Give the entries back exactly, dropping each image.
-- start Material shown --
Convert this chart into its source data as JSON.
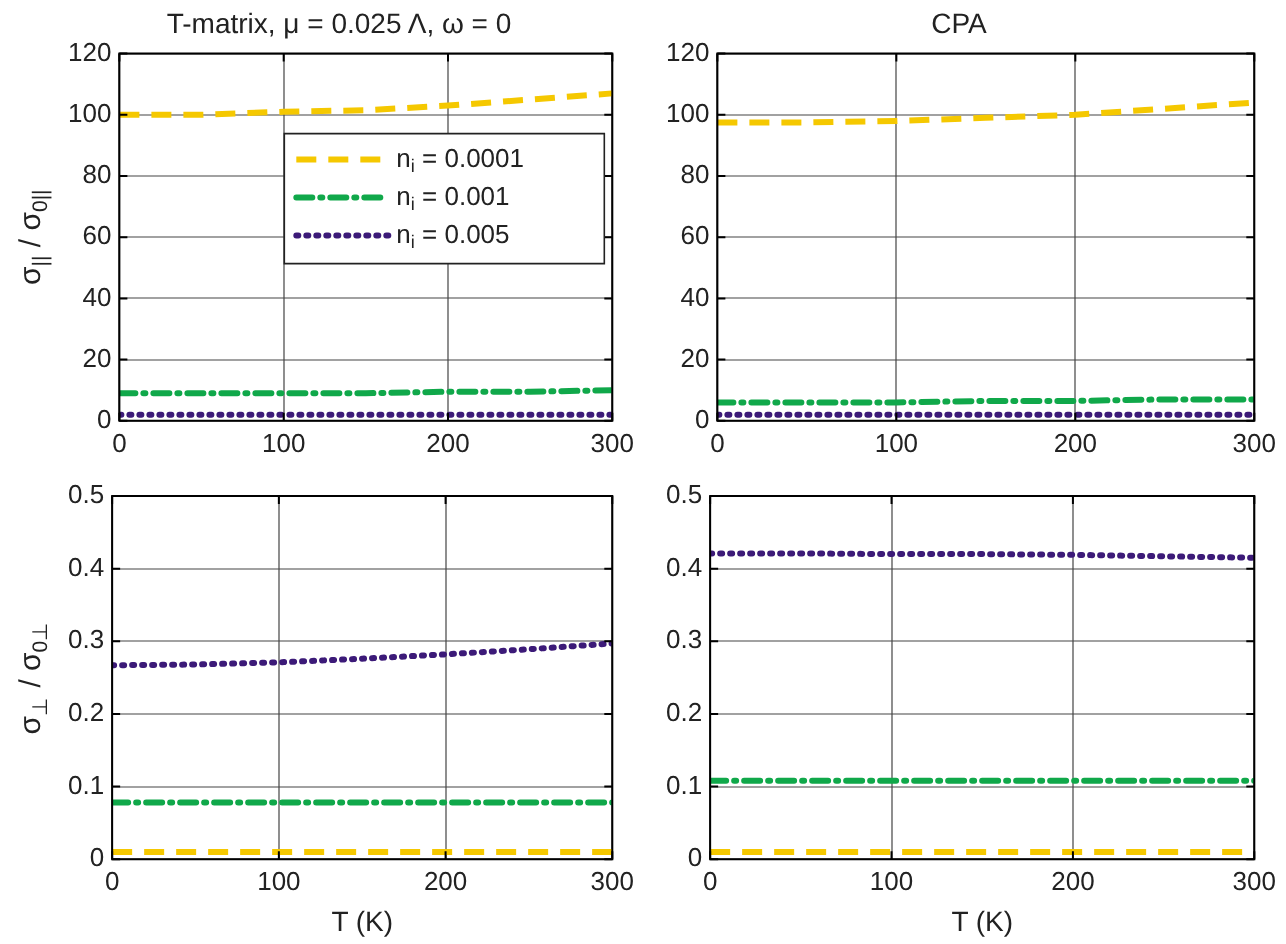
{
  "chart_data": [
    {
      "type": "line",
      "title": "T-matrix, μ = 0.025 Λ, ω = 0",
      "ylabel": "σ$_{||}$ / σ$_{0||}$",
      "x": [
        0,
        50,
        100,
        150,
        200,
        250,
        300
      ],
      "xlim": [
        0,
        300
      ],
      "xticks": [
        0,
        100,
        200,
        300
      ],
      "ylim": [
        0,
        120
      ],
      "yticks": [
        0,
        20,
        40,
        60,
        80,
        100,
        120
      ],
      "grid": true,
      "legend": "top right",
      "marker": "none",
      "series": [
        {
          "name": "n$_{i}$ = 0.0001",
          "color": "#f5c800",
          "line_style": "dashed",
          "values": [
            100,
            100,
            101,
            101.5,
            103,
            105,
            107
          ]
        },
        {
          "name": "n$_{i}$ = 0.001",
          "color": "#10a84a",
          "line_style": "dashdot",
          "values": [
            9,
            9,
            9,
            9,
            9.5,
            9.5,
            10
          ]
        },
        {
          "name": "n$_{i}$ = 0.005",
          "color": "#3c1a78",
          "line_style": "dotted",
          "values": [
            2,
            2,
            2,
            2,
            2,
            2,
            2
          ]
        }
      ]
    },
    {
      "type": "line",
      "title": "CPA",
      "x": [
        0,
        50,
        100,
        150,
        200,
        250,
        300
      ],
      "xlim": [
        0,
        300
      ],
      "xticks": [
        0,
        100,
        200,
        300
      ],
      "ylim": [
        0,
        120
      ],
      "yticks": [
        0,
        20,
        40,
        60,
        80,
        100,
        120
      ],
      "grid": true,
      "marker": "none",
      "series": [
        {
          "color": "#f5c800",
          "line_style": "dashed",
          "values": [
            97.5,
            97.5,
            98,
            99,
            100,
            102,
            104
          ]
        },
        {
          "color": "#10a84a",
          "line_style": "dashdot",
          "values": [
            6,
            6,
            6,
            6.5,
            6.5,
            7,
            7
          ]
        },
        {
          "color": "#3c1a78",
          "line_style": "dotted",
          "values": [
            2,
            2,
            2,
            2,
            2,
            2,
            2
          ]
        }
      ]
    },
    {
      "type": "line",
      "xlabel": "T (K)",
      "ylabel": "σ$_{⊥}$ / σ$_{0⊥}$",
      "x": [
        0,
        50,
        100,
        150,
        200,
        250,
        300
      ],
      "xlim": [
        0,
        300
      ],
      "xticks": [
        0,
        100,
        200,
        300
      ],
      "ylim": [
        0,
        0.5
      ],
      "yticks": [
        0,
        0.1,
        0.2,
        0.3,
        0.4,
        0.5
      ],
      "grid": true,
      "marker": "none",
      "series": [
        {
          "color": "#f5c800",
          "line_style": "dashed",
          "values": [
            0.01,
            0.01,
            0.01,
            0.01,
            0.01,
            0.01,
            0.01
          ]
        },
        {
          "color": "#10a84a",
          "line_style": "dashdot",
          "values": [
            0.078,
            0.078,
            0.078,
            0.078,
            0.078,
            0.078,
            0.078
          ]
        },
        {
          "color": "#3c1a78",
          "line_style": "dotted",
          "values": [
            0.267,
            0.268,
            0.271,
            0.276,
            0.282,
            0.289,
            0.297
          ]
        }
      ]
    },
    {
      "type": "line",
      "xlabel": "T (K)",
      "x": [
        0,
        50,
        100,
        150,
        200,
        250,
        300
      ],
      "xlim": [
        0,
        300
      ],
      "xticks": [
        0,
        100,
        200,
        300
      ],
      "ylim": [
        0,
        0.5
      ],
      "yticks": [
        0,
        0.1,
        0.2,
        0.3,
        0.4,
        0.5
      ],
      "grid": true,
      "marker": "none",
      "series": [
        {
          "color": "#f5c800",
          "line_style": "dashed",
          "values": [
            0.01,
            0.01,
            0.01,
            0.01,
            0.01,
            0.01,
            0.01
          ]
        },
        {
          "color": "#10a84a",
          "line_style": "dashdot",
          "values": [
            0.108,
            0.108,
            0.108,
            0.108,
            0.108,
            0.108,
            0.108
          ]
        },
        {
          "color": "#3c1a78",
          "line_style": "dotted",
          "values": [
            0.421,
            0.421,
            0.42,
            0.42,
            0.419,
            0.417,
            0.415
          ]
        }
      ]
    }
  ]
}
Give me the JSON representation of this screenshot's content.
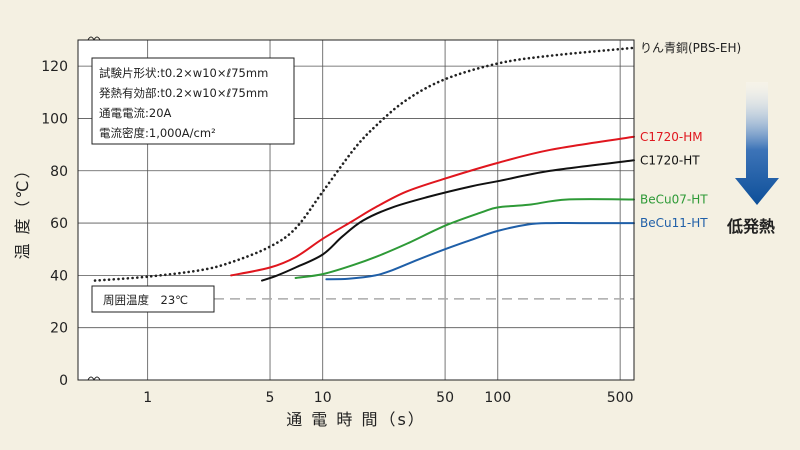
{
  "chart_data": {
    "type": "line",
    "xscale": "log",
    "xlabel": "通 電 時 間（s）",
    "ylabel": "温 度（℃）",
    "xlim": [
      0.4,
      600
    ],
    "ylim": [
      0,
      130
    ],
    "x_ticks": [
      1,
      5,
      10,
      50,
      100,
      500
    ],
    "x_tick_labels": [
      "1",
      "5",
      "10",
      "50",
      "100",
      "500"
    ],
    "y_ticks": [
      0,
      20,
      40,
      60,
      80,
      100,
      120
    ],
    "y_tick_labels": [
      "0",
      "20",
      "40",
      "60",
      "80",
      "100",
      "120"
    ],
    "ambient": {
      "label": "周囲温度　23℃",
      "value": 31
    },
    "conditions": [
      "試験片形状:t0.2×w10×ℓ75mm",
      "発熱有効部:t0.2×w10×ℓ75mm",
      "通電電流:20A",
      "電流密度:1,000A/cm²"
    ],
    "arrow_label": "低発熱",
    "series": [
      {
        "name": "りん青銅(PBS-EH)",
        "color": "#222222",
        "dash": "dotted",
        "x": [
          0.5,
          1,
          2,
          3,
          5,
          7,
          10,
          15,
          20,
          30,
          50,
          100,
          200,
          600
        ],
        "y": [
          38,
          39.5,
          42,
          45,
          51,
          58,
          72,
          88,
          97,
          107,
          115,
          121,
          124,
          127
        ]
      },
      {
        "name": "C1720-HM",
        "color": "#e0161e",
        "dash": "solid",
        "x": [
          3,
          5,
          7,
          10,
          15,
          20,
          30,
          50,
          100,
          200,
          600
        ],
        "y": [
          40,
          43,
          47,
          54,
          61,
          66,
          72,
          77,
          83,
          88,
          93
        ]
      },
      {
        "name": "C1720-HT",
        "color": "#111111",
        "dash": "solid",
        "x": [
          4.5,
          5.5,
          7,
          10,
          13,
          17,
          25,
          40,
          70,
          100,
          200,
          600
        ],
        "y": [
          38,
          40,
          43,
          48,
          55,
          61,
          66,
          70,
          74,
          76,
          80,
          84
        ]
      },
      {
        "name": "BeCu07-HT",
        "color": "#2e9a37",
        "dash": "solid",
        "x": [
          7,
          10,
          15,
          20,
          30,
          50,
          80,
          100,
          150,
          250,
          600
        ],
        "y": [
          39,
          40.5,
          44,
          47,
          52,
          59,
          64,
          66,
          67,
          69,
          69
        ]
      },
      {
        "name": "BeCu11-HT",
        "color": "#1f5fa8",
        "dash": "solid",
        "x": [
          10.5,
          14,
          20,
          25,
          35,
          50,
          70,
          100,
          150,
          200,
          300,
          600
        ],
        "y": [
          38.5,
          38.7,
          40,
          42,
          46,
          50,
          53.5,
          57,
          59.5,
          60,
          60,
          60
        ]
      }
    ]
  }
}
-- end Material shown --
**Output for this task:**
Convert this chart into its source data as JSON.
{
  "chart_data": [
    {
      "type": "line",
      "title": "T-matrix, μ = 0.025 Λ, ω = 0",
      "ylabel": "σ$_{||}$ / σ$_{0||}$",
      "x": [
        0,
        50,
        100,
        150,
        200,
        250,
        300
      ],
      "xlim": [
        0,
        300
      ],
      "xticks": [
        0,
        100,
        200,
        300
      ],
      "ylim": [
        0,
        120
      ],
      "yticks": [
        0,
        20,
        40,
        60,
        80,
        100,
        120
      ],
      "grid": true,
      "legend": "top right",
      "marker": "none",
      "series": [
        {
          "name": "n$_{i}$ = 0.0001",
          "color": "#f5c800",
          "line_style": "dashed",
          "values": [
            100,
            100,
            101,
            101.5,
            103,
            105,
            107
          ]
        },
        {
          "name": "n$_{i}$ = 0.001",
          "color": "#10a84a",
          "line_style": "dashdot",
          "values": [
            9,
            9,
            9,
            9,
            9.5,
            9.5,
            10
          ]
        },
        {
          "name": "n$_{i}$ = 0.005",
          "color": "#3c1a78",
          "line_style": "dotted",
          "values": [
            2,
            2,
            2,
            2,
            2,
            2,
            2
          ]
        }
      ]
    },
    {
      "type": "line",
      "title": "CPA",
      "x": [
        0,
        50,
        100,
        150,
        200,
        250,
        300
      ],
      "xlim": [
        0,
        300
      ],
      "xticks": [
        0,
        100,
        200,
        300
      ],
      "ylim": [
        0,
        120
      ],
      "yticks": [
        0,
        20,
        40,
        60,
        80,
        100,
        120
      ],
      "grid": true,
      "marker": "none",
      "series": [
        {
          "color": "#f5c800",
          "line_style": "dashed",
          "values": [
            97.5,
            97.5,
            98,
            99,
            100,
            102,
            104
          ]
        },
        {
          "color": "#10a84a",
          "line_style": "dashdot",
          "values": [
            6,
            6,
            6,
            6.5,
            6.5,
            7,
            7
          ]
        },
        {
          "color": "#3c1a78",
          "line_style": "dotted",
          "values": [
            2,
            2,
            2,
            2,
            2,
            2,
            2
          ]
        }
      ]
    },
    {
      "type": "line",
      "xlabel": "T (K)",
      "ylabel": "σ$_{⊥}$ / σ$_{0⊥}$",
      "x": [
        0,
        50,
        100,
        150,
        200,
        250,
        300
      ],
      "xlim": [
        0,
        300
      ],
      "xticks": [
        0,
        100,
        200,
        300
      ],
      "ylim": [
        0,
        0.5
      ],
      "yticks": [
        0,
        0.1,
        0.2,
        0.3,
        0.4,
        0.5
      ],
      "grid": true,
      "marker": "none",
      "series": [
        {
          "color": "#f5c800",
          "line_style": "dashed",
          "values": [
            0.01,
            0.01,
            0.01,
            0.01,
            0.01,
            0.01,
            0.01
          ]
        },
        {
          "color": "#10a84a",
          "line_style": "dashdot",
          "values": [
            0.078,
            0.078,
            0.078,
            0.078,
            0.078,
            0.078,
            0.078
          ]
        },
        {
          "color": "#3c1a78",
          "line_style": "dotted",
          "values": [
            0.267,
            0.268,
            0.271,
            0.276,
            0.282,
            0.289,
            0.297
          ]
        }
      ]
    },
    {
      "type": "line",
      "xlabel": "T (K)",
      "x": [
        0,
        50,
        100,
        150,
        200,
        250,
        300
      ],
      "xlim": [
        0,
        300
      ],
      "xticks": [
        0,
        100,
        200,
        300
      ],
      "ylim": [
        0,
        0.5
      ],
      "yticks": [
        0,
        0.1,
        0.2,
        0.3,
        0.4,
        0.5
      ],
      "grid": true,
      "marker": "none",
      "series": [
        {
          "color": "#f5c800",
          "line_style": "dashed",
          "values": [
            0.01,
            0.01,
            0.01,
            0.01,
            0.01,
            0.01,
            0.01
          ]
        },
        {
          "color": "#10a84a",
          "line_style": "dashdot",
          "values": [
            0.108,
            0.108,
            0.108,
            0.108,
            0.108,
            0.108,
            0.108
          ]
        },
        {
          "color": "#3c1a78",
          "line_style": "dotted",
          "values": [
            0.421,
            0.421,
            0.42,
            0.42,
            0.419,
            0.417,
            0.415
          ]
        }
      ]
    }
  ]
}
Give me the JSON representation of this screenshot's content.
{
  "chart_data": {
    "type": "line",
    "xscale": "log",
    "xlabel": "通 電 時 間（s）",
    "ylabel": "温 度（℃）",
    "xlim": [
      0.4,
      600
    ],
    "ylim": [
      0,
      130
    ],
    "x_ticks": [
      1,
      5,
      10,
      50,
      100,
      500
    ],
    "x_tick_labels": [
      "1",
      "5",
      "10",
      "50",
      "100",
      "500"
    ],
    "y_ticks": [
      0,
      20,
      40,
      60,
      80,
      100,
      120
    ],
    "y_tick_labels": [
      "0",
      "20",
      "40",
      "60",
      "80",
      "100",
      "120"
    ],
    "ambient": {
      "label": "周囲温度　23℃",
      "value": 31
    },
    "conditions": [
      "試験片形状:t0.2×w10×ℓ75mm",
      "発熱有効部:t0.2×w10×ℓ75mm",
      "通電電流:20A",
      "電流密度:1,000A/cm²"
    ],
    "arrow_label": "低発熱",
    "series": [
      {
        "name": "りん青銅(PBS-EH)",
        "color": "#222222",
        "dash": "dotted",
        "x": [
          0.5,
          1,
          2,
          3,
          5,
          7,
          10,
          15,
          20,
          30,
          50,
          100,
          200,
          600
        ],
        "y": [
          38,
          39.5,
          42,
          45,
          51,
          58,
          72,
          88,
          97,
          107,
          115,
          121,
          124,
          127
        ]
      },
      {
        "name": "C1720-HM",
        "color": "#e0161e",
        "dash": "solid",
        "x": [
          3,
          5,
          7,
          10,
          15,
          20,
          30,
          50,
          100,
          200,
          600
        ],
        "y": [
          40,
          43,
          47,
          54,
          61,
          66,
          72,
          77,
          83,
          88,
          93
        ]
      },
      {
        "name": "C1720-HT",
        "color": "#111111",
        "dash": "solid",
        "x": [
          4.5,
          5.5,
          7,
          10,
          13,
          17,
          25,
          40,
          70,
          100,
          200,
          600
        ],
        "y": [
          38,
          40,
          43,
          48,
          55,
          61,
          66,
          70,
          74,
          76,
          80,
          84
        ]
      },
      {
        "name": "BeCu07-HT",
        "color": "#2e9a37",
        "dash": "solid",
        "x": [
          7,
          10,
          15,
          20,
          30,
          50,
          80,
          100,
          150,
          250,
          600
        ],
        "y": [
          39,
          40.5,
          44,
          47,
          52,
          59,
          64,
          66,
          67,
          69,
          69
        ]
      },
      {
        "name": "BeCu11-HT",
        "color": "#1f5fa8",
        "dash": "solid",
        "x": [
          10.5,
          14,
          20,
          25,
          35,
          50,
          70,
          100,
          150,
          200,
          300,
          600
        ],
        "y": [
          38.5,
          38.7,
          40,
          42,
          46,
          50,
          53.5,
          57,
          59.5,
          60,
          60,
          60
        ]
      }
    ]
  }
}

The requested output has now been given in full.